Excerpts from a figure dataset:
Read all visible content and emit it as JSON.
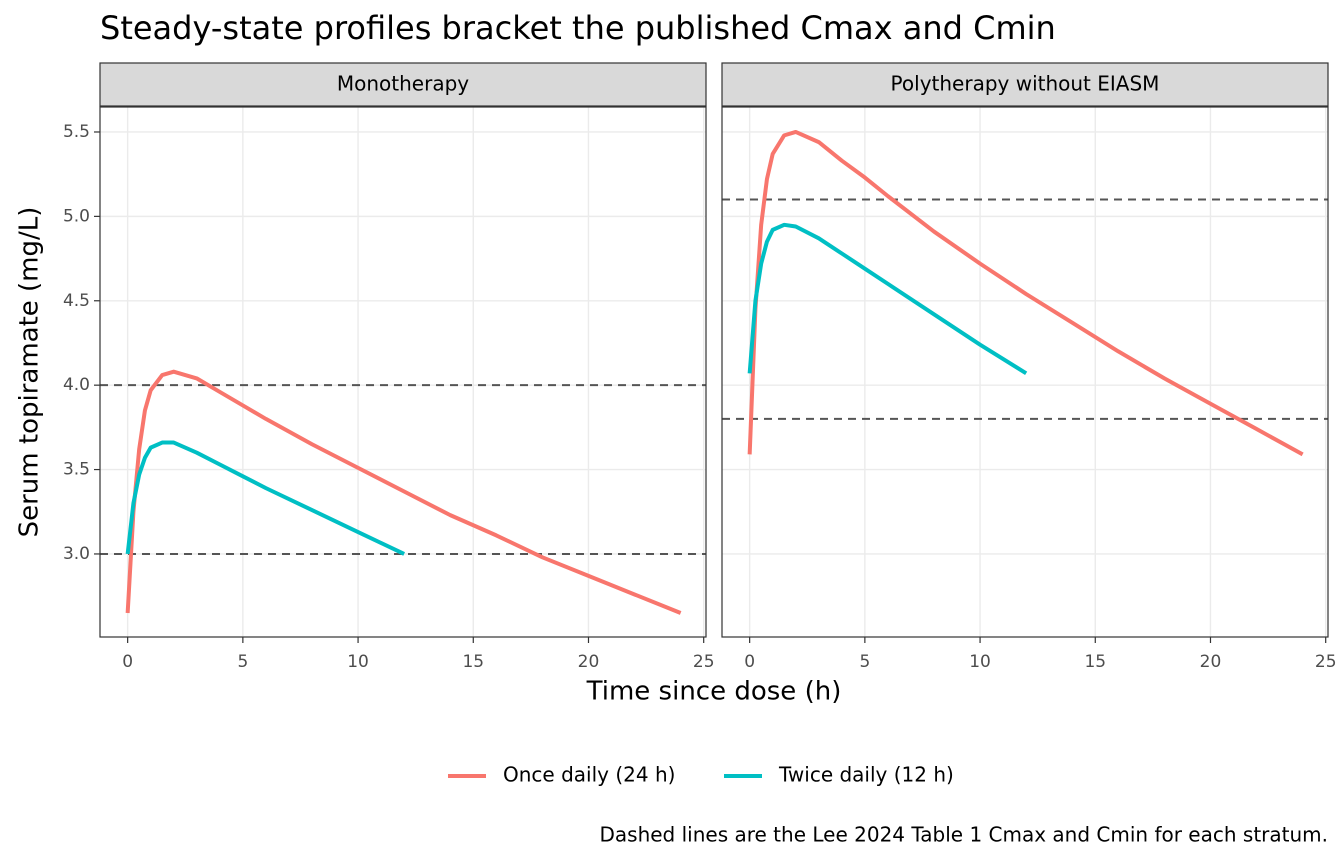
{
  "chart_data": {
    "type": "line",
    "title": "Steady-state profiles bracket the published Cmax and Cmin",
    "x_label": "Time since dose (h)",
    "y_label": "Serum topiramate (mg/L)",
    "caption": "Dashed lines are the Lee 2024 Table 1 Cmax and Cmin for each stratum.",
    "xlim": [
      -1.2,
      25.1
    ],
    "ylim": [
      2.508,
      5.648
    ],
    "xticks": [
      0,
      5,
      10,
      15,
      20,
      25
    ],
    "yticks": [
      {
        "value": 3,
        "label": "3.0"
      },
      {
        "value": 3.5,
        "label": "3.5"
      },
      {
        "value": 4,
        "label": "4.0"
      },
      {
        "value": 4.5,
        "label": "4.5"
      },
      {
        "value": 5,
        "label": "5.0"
      },
      {
        "value": 5.5,
        "label": "5.5"
      }
    ],
    "grid": true,
    "legend": "bottom",
    "facets": [
      {
        "name": "Monotherapy",
        "reference_lines": [
          4.0,
          3.0
        ],
        "series": [
          {
            "name": "Once daily (24 h)",
            "color": "#F8766D",
            "x": [
              0,
              0.25,
              0.5,
              0.75,
              1,
              1.5,
              2,
              3,
              4,
              5,
              6,
              8,
              10,
              12,
              14,
              16,
              18,
              20,
              22,
              24
            ],
            "values": [
              2.65,
              3.25,
              3.62,
              3.85,
              3.97,
              4.06,
              4.08,
              4.04,
              3.96,
              3.88,
              3.8,
              3.65,
              3.51,
              3.37,
              3.23,
              3.11,
              2.98,
              2.87,
              2.76,
              2.65
            ]
          },
          {
            "name": "Twice daily (12 h)",
            "color": "#00BFC4",
            "x": [
              0,
              0.25,
              0.5,
              0.75,
              1,
              1.5,
              2,
              3,
              4,
              5,
              6,
              8,
              10,
              12
            ],
            "values": [
              3.0,
              3.3,
              3.47,
              3.57,
              3.63,
              3.66,
              3.66,
              3.6,
              3.53,
              3.46,
              3.39,
              3.26,
              3.13,
              3.0
            ]
          }
        ]
      },
      {
        "name": "Polytherapy without EIASM",
        "reference_lines": [
          5.1,
          3.8
        ],
        "series": [
          {
            "name": "Once daily (24 h)",
            "color": "#F8766D",
            "x": [
              0,
              0.25,
              0.5,
              0.75,
              1,
              1.5,
              2,
              3,
              4,
              5,
              6,
              8,
              10,
              12,
              14,
              16,
              18,
              20,
              22,
              24
            ],
            "values": [
              3.59,
              4.45,
              4.95,
              5.22,
              5.37,
              5.48,
              5.5,
              5.44,
              5.33,
              5.23,
              5.12,
              4.91,
              4.72,
              4.54,
              4.37,
              4.2,
              4.04,
              3.89,
              3.74,
              3.59
            ]
          },
          {
            "name": "Twice daily (12 h)",
            "color": "#00BFC4",
            "x": [
              0,
              0.25,
              0.5,
              0.75,
              1,
              1.5,
              2,
              3,
              4,
              5,
              6,
              8,
              10,
              12
            ],
            "values": [
              4.07,
              4.5,
              4.72,
              4.85,
              4.92,
              4.95,
              4.94,
              4.87,
              4.78,
              4.69,
              4.6,
              4.42,
              4.24,
              4.07
            ]
          }
        ]
      }
    ]
  }
}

CHALLENGE
Lines holding the word "Cmax" should be counted across the entries; state only how many there are.

TASK SOLUTION
2